-- Problem a --
In the forum thread about a chromed grille for the Bentley GT, translate the sentence "This is an offering by Bentley of Long Island." into German.

-- Page extract --
_ _ _
# Bentley GT chromed metal grille



## R8ordered (Apr 18, 2007)

I would apreciate any leads or information on getting a metal grille for my 2006 GT.
Stainless Steel, chromed metal or brushed alminum would do. The aluminum would probably be best since it would be chrushable upon impact.
Thanks.


----------



## Paldi (Sep 4, 2004)

*Re: Bentley GT chromed metal grille (R8ordered)*

These are on ebay all the time. Just search parts Bentley. Cost is usually about $1,000 for the three lower grills in the set. I believe they are chromed stainless steel mesh.











_Modified by Paldi at 12:31 PM 7-27-2007_


----------



## R8ordered (Apr 18, 2007)

*Re: Bentley GT chromed metal grille (Paldi)*

Hi Fred:
Once again leave it to the Phaeton group to be the ultimate fountain of informaton.
I really believe our onlne group is most extraordinary in both its camaraderie and expertise.
And it certainly celebrates diversity without that requirement having to be legislated.
Thank you "mille fois".
http://****************.com/smile/emthup.gif


----------



## Paldi (Sep 4, 2004)

*Re: Bentley GT chromed metal grille (R8ordered)*

Here's a set now! It's for a Flying Spur, however the vendor says they can accommodate requests on other vehicles. This is an offering by Bentley of Long Island. A good source I would think.








http://cgi.ebay.com/ebaymotors...wItem

























http://****************.com/smile/emthup.gif 



_Modified by Paldi at 5:42 PM 7-27-2007_


----------



## jus_dubin (Apr 29, 2005)

*Re: Bentley GT chromed metal grille (Paldi)*

nice http://****************.com/smile/emthup.gif


----------



## R8ordered (Apr 18, 2007)

*Re: Bentley GT chromed metal grille (Paldi)*

Fred:
Once again a question:
Rain, snow & ice tires for the Phaeton: what do you recommend?
p.s. for my W12 in Santa Fe, where I am at 8,200 feet with snow & frost, not E. Hampton. 
http://****************.com/smile/emthup.gif


----------



## tradgickmagick (Mar 12, 2008)

Bently has chrome oe grills available through all dealers now. make sure you buy the bentley ones though. they have a factory warranty on them. all of these aftermarket ones that are out chip and flake away after 3 months and then you are s.o.l


----------



## WidebodyQ (Apr 20, 2007)
_ _ _
-- Records --
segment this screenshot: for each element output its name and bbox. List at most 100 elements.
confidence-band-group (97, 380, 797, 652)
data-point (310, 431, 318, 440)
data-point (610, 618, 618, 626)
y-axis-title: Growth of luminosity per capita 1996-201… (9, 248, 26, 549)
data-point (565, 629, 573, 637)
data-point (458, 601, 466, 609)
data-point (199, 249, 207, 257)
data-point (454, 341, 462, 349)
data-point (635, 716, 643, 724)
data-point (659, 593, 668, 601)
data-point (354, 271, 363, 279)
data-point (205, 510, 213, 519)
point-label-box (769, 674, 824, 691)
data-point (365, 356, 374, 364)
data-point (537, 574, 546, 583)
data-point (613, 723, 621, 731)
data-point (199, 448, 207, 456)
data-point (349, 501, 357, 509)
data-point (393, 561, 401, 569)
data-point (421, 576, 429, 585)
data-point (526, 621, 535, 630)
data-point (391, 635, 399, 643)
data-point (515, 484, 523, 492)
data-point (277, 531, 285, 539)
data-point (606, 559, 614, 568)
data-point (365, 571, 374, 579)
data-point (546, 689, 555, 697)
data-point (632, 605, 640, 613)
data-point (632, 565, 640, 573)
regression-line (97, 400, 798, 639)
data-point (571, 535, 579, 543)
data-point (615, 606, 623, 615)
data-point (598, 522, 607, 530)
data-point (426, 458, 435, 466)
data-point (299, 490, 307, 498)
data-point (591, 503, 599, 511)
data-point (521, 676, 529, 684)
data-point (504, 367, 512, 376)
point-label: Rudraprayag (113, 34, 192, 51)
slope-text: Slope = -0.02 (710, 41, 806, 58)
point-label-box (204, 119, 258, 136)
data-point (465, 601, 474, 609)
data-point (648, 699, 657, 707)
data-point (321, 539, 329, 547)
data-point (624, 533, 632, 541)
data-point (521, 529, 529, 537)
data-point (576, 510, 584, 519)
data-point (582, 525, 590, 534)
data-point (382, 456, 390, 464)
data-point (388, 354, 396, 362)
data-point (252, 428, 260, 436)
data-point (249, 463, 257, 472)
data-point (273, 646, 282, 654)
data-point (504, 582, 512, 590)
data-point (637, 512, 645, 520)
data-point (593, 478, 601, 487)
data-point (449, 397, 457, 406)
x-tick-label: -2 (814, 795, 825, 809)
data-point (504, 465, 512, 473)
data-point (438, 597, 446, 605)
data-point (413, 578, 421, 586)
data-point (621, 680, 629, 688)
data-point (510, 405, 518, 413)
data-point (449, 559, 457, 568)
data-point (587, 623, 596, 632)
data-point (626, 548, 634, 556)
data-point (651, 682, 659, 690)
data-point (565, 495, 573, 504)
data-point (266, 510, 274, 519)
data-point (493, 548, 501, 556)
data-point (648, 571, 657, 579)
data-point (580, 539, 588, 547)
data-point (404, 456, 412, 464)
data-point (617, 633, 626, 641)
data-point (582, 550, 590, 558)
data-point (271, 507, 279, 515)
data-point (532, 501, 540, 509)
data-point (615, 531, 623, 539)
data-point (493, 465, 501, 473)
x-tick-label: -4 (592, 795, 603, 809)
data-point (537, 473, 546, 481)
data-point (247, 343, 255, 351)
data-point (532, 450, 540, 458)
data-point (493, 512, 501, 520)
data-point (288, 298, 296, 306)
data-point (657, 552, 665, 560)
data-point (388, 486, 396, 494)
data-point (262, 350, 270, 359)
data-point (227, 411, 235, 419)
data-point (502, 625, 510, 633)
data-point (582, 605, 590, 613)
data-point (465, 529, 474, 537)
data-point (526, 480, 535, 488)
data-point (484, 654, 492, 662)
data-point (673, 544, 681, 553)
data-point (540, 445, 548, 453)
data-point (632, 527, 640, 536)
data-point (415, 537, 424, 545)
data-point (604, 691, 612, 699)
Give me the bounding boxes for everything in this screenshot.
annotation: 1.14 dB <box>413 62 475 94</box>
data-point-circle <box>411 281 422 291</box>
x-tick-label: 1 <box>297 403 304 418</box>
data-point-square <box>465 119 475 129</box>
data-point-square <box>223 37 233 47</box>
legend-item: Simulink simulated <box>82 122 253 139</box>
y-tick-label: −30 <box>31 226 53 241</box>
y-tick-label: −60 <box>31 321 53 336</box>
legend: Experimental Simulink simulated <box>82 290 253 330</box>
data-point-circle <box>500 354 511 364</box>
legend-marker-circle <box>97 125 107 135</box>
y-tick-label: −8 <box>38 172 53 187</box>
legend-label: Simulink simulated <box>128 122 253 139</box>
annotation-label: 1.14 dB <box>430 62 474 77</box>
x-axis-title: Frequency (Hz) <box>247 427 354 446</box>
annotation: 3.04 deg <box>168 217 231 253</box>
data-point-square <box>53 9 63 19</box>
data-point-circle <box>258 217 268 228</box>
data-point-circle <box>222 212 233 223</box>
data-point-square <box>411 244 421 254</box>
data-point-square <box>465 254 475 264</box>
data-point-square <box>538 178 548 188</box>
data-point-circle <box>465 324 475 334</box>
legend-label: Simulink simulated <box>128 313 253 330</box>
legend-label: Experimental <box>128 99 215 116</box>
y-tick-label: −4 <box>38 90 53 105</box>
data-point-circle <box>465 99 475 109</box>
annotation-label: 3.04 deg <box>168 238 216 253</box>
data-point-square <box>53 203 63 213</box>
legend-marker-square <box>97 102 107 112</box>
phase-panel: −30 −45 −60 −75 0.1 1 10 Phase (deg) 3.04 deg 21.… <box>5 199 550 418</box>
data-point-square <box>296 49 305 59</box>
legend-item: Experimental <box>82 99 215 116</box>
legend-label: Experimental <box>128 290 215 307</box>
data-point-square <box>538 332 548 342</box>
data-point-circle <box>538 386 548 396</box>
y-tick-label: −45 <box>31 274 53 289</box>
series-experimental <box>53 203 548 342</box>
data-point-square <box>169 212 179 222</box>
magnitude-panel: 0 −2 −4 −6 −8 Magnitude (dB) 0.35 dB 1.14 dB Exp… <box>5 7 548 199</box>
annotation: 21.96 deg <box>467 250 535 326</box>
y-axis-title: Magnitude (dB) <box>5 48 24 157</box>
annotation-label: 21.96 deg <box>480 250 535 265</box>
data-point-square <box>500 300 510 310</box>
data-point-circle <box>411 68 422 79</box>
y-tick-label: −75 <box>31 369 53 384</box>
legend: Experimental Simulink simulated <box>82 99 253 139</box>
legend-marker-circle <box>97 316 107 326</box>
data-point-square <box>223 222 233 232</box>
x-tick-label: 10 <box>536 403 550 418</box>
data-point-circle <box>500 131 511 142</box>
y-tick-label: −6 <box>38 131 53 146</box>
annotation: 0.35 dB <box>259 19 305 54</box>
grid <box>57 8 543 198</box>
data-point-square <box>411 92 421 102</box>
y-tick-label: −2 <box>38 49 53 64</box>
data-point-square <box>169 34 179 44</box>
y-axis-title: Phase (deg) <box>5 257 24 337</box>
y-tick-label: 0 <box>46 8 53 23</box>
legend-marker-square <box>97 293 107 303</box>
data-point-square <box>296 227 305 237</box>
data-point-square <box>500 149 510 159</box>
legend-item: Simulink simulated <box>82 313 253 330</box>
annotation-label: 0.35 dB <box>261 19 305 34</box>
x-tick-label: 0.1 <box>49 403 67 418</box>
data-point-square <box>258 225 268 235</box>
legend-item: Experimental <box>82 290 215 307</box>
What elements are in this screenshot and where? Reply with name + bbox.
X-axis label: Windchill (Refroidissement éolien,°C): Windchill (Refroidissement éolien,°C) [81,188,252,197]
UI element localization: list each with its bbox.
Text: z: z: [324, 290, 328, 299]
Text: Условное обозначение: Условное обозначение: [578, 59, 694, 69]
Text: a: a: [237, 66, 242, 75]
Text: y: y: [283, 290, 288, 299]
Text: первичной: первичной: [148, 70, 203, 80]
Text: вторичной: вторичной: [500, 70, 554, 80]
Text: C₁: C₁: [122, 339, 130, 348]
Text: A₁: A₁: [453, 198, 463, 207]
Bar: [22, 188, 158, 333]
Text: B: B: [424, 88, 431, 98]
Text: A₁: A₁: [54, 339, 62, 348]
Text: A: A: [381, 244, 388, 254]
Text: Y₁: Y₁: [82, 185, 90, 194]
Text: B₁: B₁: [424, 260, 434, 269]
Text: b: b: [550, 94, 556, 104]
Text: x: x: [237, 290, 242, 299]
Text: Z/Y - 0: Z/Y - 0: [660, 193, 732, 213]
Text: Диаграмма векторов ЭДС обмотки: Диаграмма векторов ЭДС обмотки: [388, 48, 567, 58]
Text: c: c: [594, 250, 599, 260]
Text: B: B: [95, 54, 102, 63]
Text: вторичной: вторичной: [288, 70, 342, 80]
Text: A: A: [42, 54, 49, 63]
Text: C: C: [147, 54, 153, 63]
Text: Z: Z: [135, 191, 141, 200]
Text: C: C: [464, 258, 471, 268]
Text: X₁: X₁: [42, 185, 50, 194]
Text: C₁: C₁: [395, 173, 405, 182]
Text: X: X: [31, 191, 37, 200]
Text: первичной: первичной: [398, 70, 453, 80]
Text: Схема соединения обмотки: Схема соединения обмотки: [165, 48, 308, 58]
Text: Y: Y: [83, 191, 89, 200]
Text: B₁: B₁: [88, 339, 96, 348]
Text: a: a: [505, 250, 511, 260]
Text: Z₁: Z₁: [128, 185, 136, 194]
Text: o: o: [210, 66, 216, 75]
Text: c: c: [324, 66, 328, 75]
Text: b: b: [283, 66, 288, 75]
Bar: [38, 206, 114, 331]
_ _ _
-- Problem b --
Reproduce verbatim the portion of the records that begins at their very start and ends with the line containing "data-point (199, 448, 207, 456)", including both ends.

-- Response a --
Dies ist ein Angebot von Bentley of Long Island.

-- Response b --
segment this screenshot: for each element output its name and bbox. List at most 100 elements.
confidence-band-group (97, 380, 797, 652)
data-point (310, 431, 318, 440)
data-point (610, 618, 618, 626)
y-axis-title: Growth of luminosity per capita 1996-201… (9, 248, 26, 549)
data-point (565, 629, 573, 637)
data-point (458, 601, 466, 609)
data-point (199, 249, 207, 257)
data-point (454, 341, 462, 349)
data-point (635, 716, 643, 724)
data-point (659, 593, 668, 601)
data-point (354, 271, 363, 279)
data-point (205, 510, 213, 519)
point-label-box (769, 674, 824, 691)
data-point (365, 356, 374, 364)
data-point (537, 574, 546, 583)
data-point (613, 723, 621, 731)
data-point (199, 448, 207, 456)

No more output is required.